**Written exercise**
From the post about tablet PCs and OneNote, write out word for word the passage that starts at "I most frequently" and ends after "move things around.".

**Given text**
I have an X41 tablet. So far so good. It has done well as a tablet but has forced me to comprimise a bit on the notebook side. Th e comprimise in this case is performance. This problem was fixed with the release of the X60 tablet a few months ago.

The tablet form factor is one which should be more popular than it actually is. In combination with Onenote 2007, I pretty much have an ideal computer for most note taking situations. I cannot tell you how much easier it was to keep track of cross and counter claim action in civ pro by use of diagrams throughout my typewritten notes.

I most frequently use the pen to edit my notes. Pciking up paragraphs and sentances, moving the around, changing them up - all seem much more intuitive using the pen. Web surfing also seems more natural. If you spring for an X60, you can purchases it with Multitouch technology which allows you to use your finger or pen to point, click, write and move things around.

My caveat purely has to do with the abysmal 4200 RPM drive in the X41. I would reccomond staying away from it. Rather, get an X60 tablet. I really would not recoomend any other Tablet PC becuase most others incur a high weight penalty for the sometimes increased performance. Low weight is what makes the X41?X60 series so nice.


Incoming 1Ls / Re: Microsoft OneNote - yay or nay?
« on: February 11, 2007, 10:37:30 AM »
I have elements flags, case cite flags, "code" flags (for code based classes like civ pro), and question flags to flag questions I need to ask the professor. Then, at the end, I can run a report of all the stuff with elements this semester in, say, property and get all the elements of gifts, or list of all the cases, in the order we used them, and a one line holding of why that case matters. I didn't do it last semester, but I think it might make studying easier.

Oh wow. I wish I were that organized within Onenote. I used 2003 last semester, just not to that extent. This semester I ran with 2007 because it has better "inking" support (for tablet PC's) plus the interface just feels NICER. The best feature in the new "Full screen" mode that allows you to have a blank sheet fill up the screen with the most relevant tools up top. Even the way the notebook panel is reorganized helps you better visually navigate.

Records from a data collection
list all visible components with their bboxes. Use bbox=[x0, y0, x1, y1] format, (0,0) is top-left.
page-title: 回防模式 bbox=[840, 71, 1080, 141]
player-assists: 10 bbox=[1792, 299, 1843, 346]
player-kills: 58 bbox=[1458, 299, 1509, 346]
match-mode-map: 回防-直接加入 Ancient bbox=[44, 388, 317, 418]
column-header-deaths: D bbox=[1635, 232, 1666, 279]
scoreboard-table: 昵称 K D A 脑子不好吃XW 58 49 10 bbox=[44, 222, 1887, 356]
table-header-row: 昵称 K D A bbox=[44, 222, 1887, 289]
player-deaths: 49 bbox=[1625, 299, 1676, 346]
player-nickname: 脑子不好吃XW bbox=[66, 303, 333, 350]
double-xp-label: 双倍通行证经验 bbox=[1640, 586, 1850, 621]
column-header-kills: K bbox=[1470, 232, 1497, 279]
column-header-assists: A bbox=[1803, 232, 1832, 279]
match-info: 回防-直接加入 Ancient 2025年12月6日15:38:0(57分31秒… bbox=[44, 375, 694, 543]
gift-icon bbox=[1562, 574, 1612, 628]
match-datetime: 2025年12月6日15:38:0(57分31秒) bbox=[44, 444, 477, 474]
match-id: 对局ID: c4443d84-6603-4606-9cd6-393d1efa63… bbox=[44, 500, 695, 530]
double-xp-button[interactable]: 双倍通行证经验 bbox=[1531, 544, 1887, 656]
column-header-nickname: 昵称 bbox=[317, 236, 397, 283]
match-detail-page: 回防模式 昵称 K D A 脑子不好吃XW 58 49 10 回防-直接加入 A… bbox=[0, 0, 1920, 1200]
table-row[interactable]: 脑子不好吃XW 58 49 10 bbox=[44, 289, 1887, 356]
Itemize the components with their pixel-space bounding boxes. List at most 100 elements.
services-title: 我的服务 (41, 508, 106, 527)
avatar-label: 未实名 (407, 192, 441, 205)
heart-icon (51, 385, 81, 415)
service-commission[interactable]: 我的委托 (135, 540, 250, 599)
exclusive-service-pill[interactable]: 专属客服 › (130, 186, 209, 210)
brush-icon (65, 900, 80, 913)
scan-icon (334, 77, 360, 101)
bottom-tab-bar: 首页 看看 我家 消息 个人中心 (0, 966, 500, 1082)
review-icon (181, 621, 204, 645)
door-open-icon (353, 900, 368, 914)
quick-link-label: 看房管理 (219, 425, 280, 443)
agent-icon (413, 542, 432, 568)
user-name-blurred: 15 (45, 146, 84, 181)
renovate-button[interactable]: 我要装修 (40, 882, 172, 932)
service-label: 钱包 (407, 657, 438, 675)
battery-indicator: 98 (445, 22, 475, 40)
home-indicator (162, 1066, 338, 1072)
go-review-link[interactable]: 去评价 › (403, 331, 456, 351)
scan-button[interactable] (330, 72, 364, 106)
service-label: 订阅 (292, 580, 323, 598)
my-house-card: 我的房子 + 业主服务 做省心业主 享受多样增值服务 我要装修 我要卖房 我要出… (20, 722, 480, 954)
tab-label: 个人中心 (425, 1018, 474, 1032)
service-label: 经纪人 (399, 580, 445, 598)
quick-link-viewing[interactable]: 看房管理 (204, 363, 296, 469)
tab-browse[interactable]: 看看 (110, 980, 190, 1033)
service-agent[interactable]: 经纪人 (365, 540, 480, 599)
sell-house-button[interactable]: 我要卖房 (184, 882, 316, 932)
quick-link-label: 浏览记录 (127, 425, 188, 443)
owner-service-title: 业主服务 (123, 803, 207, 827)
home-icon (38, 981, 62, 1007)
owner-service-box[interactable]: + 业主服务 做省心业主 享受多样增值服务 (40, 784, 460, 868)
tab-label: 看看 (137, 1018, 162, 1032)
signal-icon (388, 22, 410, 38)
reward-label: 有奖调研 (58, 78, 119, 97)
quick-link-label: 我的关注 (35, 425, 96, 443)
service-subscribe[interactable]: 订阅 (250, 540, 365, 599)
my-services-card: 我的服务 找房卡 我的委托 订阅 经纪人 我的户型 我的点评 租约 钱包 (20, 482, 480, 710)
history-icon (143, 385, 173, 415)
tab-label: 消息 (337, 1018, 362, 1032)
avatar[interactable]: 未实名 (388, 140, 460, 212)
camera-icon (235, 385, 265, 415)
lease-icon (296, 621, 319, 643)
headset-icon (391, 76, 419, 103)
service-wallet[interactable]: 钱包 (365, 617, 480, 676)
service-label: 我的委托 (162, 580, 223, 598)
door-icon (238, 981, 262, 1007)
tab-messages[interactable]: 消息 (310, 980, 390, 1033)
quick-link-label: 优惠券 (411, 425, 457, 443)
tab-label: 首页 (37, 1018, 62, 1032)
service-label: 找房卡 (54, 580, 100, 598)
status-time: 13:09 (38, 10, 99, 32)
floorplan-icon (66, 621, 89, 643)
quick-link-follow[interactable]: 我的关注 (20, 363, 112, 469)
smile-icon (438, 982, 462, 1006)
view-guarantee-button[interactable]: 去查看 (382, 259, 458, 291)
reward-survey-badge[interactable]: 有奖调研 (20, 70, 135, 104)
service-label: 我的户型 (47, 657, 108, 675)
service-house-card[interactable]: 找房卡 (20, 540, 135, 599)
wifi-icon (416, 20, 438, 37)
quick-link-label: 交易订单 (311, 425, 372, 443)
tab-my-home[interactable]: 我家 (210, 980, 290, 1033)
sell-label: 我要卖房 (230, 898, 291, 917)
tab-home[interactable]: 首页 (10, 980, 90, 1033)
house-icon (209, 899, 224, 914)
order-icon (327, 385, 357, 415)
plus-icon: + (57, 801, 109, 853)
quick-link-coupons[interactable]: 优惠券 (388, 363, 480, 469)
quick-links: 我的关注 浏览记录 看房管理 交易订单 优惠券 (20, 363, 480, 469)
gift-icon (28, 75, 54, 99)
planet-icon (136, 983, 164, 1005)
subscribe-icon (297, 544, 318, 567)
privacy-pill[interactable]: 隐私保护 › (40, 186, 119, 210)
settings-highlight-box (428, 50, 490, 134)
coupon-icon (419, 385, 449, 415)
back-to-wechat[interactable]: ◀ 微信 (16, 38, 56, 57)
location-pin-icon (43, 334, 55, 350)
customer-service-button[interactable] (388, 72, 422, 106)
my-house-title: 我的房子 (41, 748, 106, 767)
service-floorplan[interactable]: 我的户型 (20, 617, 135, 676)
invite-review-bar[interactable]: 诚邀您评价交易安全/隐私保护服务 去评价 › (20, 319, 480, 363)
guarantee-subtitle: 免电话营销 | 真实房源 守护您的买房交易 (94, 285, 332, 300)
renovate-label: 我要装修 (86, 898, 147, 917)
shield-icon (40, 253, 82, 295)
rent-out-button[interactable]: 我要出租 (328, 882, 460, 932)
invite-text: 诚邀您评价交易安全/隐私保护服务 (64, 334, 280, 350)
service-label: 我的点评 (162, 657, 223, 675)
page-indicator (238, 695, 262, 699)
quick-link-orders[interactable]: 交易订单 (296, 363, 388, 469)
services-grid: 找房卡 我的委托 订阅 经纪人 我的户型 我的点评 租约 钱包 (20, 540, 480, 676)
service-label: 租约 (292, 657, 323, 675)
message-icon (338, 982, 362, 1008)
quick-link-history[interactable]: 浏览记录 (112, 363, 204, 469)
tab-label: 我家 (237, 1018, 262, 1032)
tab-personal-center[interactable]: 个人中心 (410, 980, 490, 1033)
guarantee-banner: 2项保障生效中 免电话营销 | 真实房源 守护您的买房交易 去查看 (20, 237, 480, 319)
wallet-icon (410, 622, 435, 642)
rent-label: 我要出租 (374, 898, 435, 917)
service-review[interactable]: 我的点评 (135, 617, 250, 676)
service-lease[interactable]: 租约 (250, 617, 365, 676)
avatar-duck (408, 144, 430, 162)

**Result for this task**
I most frequently use the pen to edit my notes. Pciking up paragraphs and sentances, moving the around, changing them up - all seem much more intuitive using the pen. Web surfing also seems more natural. If you spring for an X60, you can purchases it with Multitouch technology which allows you to use your finger or pen to point, click, write and move things around.